— BEGIN —
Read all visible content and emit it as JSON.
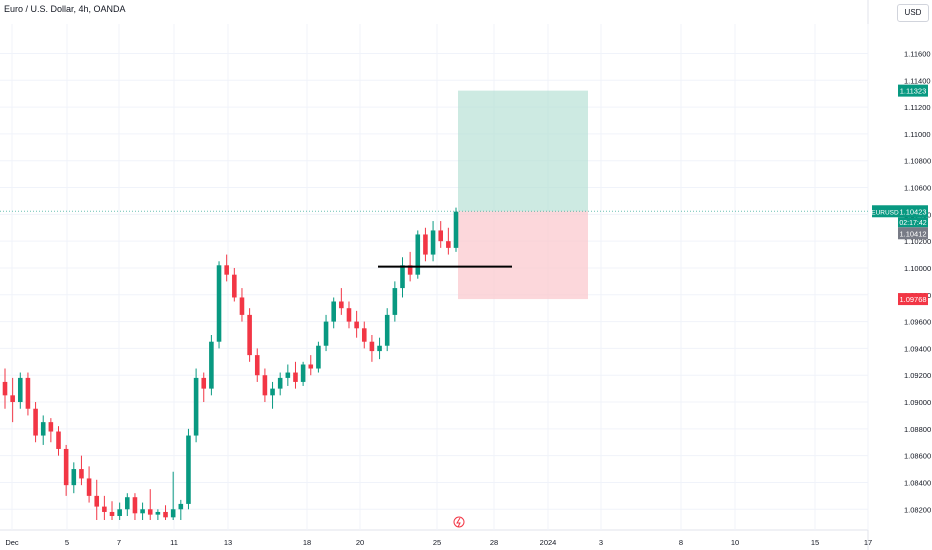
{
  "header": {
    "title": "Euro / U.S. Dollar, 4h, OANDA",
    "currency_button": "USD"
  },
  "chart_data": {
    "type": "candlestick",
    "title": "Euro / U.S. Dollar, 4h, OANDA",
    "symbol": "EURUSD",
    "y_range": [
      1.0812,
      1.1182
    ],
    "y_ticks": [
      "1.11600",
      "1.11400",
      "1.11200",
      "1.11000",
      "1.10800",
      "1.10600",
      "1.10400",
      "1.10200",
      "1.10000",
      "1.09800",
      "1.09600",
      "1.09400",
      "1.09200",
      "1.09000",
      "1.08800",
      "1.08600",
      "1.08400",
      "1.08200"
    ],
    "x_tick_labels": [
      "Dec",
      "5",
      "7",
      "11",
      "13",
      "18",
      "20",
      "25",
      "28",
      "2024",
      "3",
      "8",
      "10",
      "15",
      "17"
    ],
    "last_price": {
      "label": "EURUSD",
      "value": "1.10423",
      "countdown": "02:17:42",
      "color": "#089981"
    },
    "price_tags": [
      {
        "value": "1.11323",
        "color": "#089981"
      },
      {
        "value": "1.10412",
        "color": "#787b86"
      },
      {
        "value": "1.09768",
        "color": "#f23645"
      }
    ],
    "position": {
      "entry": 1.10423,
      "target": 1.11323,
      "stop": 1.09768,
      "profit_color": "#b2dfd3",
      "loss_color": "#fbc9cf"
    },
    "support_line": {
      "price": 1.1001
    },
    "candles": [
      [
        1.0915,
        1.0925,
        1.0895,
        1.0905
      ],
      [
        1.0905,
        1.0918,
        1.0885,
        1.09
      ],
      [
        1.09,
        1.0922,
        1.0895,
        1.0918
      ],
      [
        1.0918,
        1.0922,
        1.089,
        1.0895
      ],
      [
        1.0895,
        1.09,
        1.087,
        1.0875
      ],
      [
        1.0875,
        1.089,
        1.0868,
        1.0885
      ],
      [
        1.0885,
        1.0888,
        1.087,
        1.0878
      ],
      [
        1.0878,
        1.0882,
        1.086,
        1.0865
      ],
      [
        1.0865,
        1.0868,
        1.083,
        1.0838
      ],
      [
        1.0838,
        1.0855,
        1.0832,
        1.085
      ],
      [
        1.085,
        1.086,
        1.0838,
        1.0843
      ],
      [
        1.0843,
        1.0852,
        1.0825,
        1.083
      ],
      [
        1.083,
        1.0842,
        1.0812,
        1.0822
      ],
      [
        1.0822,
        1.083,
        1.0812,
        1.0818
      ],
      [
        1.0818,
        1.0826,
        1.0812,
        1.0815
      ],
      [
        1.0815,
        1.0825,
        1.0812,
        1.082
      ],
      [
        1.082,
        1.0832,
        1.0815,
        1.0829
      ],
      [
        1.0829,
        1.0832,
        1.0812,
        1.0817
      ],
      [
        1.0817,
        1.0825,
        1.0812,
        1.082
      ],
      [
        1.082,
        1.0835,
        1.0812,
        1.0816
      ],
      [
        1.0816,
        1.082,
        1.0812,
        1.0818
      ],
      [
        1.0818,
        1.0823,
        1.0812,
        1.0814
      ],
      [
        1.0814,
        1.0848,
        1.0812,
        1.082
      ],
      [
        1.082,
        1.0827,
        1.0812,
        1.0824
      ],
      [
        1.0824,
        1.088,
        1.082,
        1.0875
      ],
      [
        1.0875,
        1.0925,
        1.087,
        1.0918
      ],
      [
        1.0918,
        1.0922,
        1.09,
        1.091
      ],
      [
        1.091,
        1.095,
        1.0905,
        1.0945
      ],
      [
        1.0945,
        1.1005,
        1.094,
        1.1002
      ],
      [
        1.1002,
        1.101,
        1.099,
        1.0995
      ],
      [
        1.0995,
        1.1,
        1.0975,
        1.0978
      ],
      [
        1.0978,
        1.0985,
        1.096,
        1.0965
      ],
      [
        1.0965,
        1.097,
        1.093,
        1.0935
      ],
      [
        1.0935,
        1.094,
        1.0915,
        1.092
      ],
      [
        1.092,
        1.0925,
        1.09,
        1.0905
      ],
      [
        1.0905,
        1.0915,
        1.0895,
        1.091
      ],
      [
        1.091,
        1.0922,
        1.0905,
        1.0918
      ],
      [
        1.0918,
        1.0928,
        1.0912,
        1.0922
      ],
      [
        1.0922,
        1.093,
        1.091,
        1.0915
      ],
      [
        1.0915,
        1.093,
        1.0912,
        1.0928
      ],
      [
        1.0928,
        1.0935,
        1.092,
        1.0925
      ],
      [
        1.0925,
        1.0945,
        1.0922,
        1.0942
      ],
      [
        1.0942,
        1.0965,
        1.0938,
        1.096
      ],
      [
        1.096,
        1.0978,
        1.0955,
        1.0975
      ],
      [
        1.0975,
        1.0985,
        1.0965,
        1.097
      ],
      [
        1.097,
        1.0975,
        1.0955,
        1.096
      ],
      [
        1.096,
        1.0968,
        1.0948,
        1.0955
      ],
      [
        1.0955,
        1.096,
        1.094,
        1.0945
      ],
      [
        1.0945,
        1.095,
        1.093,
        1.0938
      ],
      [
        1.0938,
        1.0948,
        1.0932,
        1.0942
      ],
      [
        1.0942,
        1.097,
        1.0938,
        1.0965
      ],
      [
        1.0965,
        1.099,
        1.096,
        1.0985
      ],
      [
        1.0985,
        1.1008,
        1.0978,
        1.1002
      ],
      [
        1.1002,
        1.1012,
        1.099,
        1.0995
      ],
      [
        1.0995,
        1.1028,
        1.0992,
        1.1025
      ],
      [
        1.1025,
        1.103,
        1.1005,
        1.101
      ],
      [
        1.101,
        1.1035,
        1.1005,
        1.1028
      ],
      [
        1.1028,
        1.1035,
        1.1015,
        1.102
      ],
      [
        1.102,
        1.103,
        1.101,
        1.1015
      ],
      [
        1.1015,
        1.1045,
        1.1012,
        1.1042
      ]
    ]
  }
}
— END —
— BEGIN —
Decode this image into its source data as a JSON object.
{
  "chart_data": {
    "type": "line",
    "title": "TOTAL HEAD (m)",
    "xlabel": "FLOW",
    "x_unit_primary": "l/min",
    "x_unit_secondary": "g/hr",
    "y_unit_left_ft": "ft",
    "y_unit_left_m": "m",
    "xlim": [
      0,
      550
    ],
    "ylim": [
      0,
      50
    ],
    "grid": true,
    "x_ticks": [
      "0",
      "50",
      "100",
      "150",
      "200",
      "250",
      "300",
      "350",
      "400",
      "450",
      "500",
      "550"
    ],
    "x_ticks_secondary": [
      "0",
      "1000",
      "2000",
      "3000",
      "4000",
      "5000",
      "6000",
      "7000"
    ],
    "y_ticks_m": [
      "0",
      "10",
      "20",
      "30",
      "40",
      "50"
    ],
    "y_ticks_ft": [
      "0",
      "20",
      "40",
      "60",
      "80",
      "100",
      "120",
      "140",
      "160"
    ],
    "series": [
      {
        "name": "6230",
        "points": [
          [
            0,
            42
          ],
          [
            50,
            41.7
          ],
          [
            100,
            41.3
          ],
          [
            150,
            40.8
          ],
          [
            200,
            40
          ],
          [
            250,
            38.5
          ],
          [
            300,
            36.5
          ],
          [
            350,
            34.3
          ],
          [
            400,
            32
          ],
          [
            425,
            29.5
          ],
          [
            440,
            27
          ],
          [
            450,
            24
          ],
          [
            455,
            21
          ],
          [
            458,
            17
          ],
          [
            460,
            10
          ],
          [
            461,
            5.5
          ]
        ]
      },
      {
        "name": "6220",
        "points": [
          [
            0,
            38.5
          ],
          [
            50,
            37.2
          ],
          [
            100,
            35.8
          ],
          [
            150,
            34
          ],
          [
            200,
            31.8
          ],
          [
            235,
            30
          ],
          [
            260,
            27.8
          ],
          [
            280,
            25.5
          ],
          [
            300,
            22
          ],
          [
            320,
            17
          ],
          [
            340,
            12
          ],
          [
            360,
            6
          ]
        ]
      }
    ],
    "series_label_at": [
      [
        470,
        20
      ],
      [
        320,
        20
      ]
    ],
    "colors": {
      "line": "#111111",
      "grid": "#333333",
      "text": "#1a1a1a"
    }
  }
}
— END —
[PROMPT] Reply with only the number of lines in the entries that contain the word "JSON".

[RESPONSE TO THIS EXERCISE] 2